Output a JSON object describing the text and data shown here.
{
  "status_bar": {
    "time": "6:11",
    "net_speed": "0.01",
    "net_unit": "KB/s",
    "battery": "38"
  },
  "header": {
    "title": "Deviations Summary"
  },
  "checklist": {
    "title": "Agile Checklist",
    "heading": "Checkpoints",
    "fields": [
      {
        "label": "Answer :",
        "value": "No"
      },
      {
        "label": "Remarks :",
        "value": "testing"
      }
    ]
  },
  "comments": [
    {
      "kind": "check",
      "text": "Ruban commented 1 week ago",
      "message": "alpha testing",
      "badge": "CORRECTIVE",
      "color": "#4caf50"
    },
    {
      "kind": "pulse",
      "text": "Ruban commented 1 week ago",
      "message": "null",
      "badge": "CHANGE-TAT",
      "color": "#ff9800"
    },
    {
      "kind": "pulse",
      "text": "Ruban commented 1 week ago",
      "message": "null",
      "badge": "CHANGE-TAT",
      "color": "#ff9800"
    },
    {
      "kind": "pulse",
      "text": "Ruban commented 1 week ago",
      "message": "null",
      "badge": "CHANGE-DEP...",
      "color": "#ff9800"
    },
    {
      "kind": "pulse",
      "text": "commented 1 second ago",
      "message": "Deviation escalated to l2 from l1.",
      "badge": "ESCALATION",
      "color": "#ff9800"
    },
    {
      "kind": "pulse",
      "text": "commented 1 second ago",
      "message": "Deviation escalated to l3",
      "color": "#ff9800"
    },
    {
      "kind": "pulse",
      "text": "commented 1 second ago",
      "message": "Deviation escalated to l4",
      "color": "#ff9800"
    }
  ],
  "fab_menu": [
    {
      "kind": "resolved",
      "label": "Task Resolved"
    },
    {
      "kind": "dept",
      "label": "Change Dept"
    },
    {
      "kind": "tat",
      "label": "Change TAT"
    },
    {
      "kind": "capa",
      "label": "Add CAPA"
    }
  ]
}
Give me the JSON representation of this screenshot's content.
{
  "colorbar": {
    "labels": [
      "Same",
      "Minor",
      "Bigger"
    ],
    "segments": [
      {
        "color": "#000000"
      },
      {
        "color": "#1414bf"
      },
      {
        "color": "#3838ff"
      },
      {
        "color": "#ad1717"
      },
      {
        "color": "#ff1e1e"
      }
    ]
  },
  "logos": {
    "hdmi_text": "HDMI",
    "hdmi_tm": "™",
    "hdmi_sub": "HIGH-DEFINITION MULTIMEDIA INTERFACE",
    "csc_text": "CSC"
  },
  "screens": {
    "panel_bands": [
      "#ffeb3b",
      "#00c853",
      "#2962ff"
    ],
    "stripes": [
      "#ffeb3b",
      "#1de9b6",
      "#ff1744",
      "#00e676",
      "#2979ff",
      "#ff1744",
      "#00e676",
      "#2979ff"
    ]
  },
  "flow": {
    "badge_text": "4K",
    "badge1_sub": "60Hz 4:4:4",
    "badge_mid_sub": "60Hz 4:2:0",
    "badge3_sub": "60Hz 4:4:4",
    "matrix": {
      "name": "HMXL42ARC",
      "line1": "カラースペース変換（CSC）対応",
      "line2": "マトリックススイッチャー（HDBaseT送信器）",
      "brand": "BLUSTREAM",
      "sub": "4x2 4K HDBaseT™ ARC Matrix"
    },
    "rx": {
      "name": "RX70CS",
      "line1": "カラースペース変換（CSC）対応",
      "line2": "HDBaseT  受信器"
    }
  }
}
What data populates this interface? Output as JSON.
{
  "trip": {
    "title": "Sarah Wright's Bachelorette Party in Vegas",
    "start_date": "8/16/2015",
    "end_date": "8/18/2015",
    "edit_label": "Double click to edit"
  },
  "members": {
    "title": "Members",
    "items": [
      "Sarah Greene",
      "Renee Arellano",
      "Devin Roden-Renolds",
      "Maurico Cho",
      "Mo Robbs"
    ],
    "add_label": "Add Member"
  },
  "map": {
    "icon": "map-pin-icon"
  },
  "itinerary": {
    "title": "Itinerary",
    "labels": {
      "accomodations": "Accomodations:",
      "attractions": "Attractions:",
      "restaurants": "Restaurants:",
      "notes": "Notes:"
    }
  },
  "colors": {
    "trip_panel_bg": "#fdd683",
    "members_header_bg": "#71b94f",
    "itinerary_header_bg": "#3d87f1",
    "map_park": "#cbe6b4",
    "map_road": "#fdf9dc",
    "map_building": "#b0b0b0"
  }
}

**Request:**
Copy whichever lines in the listing above contain the word "testing".

**Result:**
        "value": "testing"
      "message": "alpha testing",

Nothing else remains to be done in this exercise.